▸ Provided data
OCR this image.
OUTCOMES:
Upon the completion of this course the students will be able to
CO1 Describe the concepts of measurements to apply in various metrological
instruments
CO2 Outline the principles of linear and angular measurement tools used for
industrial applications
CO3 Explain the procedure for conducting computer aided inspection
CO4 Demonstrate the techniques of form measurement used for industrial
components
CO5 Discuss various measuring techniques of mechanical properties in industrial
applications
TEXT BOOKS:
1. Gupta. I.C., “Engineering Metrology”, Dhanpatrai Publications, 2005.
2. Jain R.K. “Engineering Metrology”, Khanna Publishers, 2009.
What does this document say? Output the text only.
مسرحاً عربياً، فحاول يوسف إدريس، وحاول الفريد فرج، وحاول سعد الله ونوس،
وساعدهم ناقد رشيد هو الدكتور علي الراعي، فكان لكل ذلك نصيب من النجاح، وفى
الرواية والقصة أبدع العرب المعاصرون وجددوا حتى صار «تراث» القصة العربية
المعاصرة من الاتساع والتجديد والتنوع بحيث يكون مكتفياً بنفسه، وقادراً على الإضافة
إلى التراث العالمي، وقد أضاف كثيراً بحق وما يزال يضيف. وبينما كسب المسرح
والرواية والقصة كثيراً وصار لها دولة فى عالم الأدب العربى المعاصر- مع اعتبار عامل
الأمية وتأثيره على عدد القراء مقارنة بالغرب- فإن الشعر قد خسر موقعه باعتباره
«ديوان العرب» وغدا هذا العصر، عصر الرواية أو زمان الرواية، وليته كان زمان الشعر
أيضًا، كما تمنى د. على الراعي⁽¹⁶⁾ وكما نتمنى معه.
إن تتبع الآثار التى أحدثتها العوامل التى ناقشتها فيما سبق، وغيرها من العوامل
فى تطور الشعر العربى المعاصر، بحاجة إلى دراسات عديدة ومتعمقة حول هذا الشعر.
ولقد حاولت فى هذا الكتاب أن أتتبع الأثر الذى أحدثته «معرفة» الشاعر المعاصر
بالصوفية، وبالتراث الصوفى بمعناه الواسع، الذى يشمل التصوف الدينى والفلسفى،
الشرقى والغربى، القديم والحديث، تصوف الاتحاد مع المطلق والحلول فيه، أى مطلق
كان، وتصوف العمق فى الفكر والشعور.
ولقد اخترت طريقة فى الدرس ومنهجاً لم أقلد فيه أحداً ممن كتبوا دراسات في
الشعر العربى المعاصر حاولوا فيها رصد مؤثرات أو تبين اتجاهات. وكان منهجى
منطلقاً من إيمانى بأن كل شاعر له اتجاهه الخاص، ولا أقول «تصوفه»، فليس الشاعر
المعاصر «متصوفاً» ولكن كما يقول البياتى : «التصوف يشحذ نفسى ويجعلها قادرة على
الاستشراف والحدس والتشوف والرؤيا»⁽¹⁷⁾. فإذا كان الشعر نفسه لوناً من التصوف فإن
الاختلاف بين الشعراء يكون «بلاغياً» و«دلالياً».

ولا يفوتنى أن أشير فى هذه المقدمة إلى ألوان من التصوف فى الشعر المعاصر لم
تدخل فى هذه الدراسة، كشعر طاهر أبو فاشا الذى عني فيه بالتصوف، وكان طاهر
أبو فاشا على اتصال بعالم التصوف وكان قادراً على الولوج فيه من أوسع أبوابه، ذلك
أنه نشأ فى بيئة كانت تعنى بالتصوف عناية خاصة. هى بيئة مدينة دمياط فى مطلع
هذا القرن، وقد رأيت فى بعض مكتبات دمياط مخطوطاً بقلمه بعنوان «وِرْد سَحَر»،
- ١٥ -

▸ Work instructions
Out of the material above, gather each line where "various" appears.

▸ Task response
CO1 Describe the concepts of measurements to apply in various metrological
CO5 Discuss various measuring techniques of mechanical properties in industrial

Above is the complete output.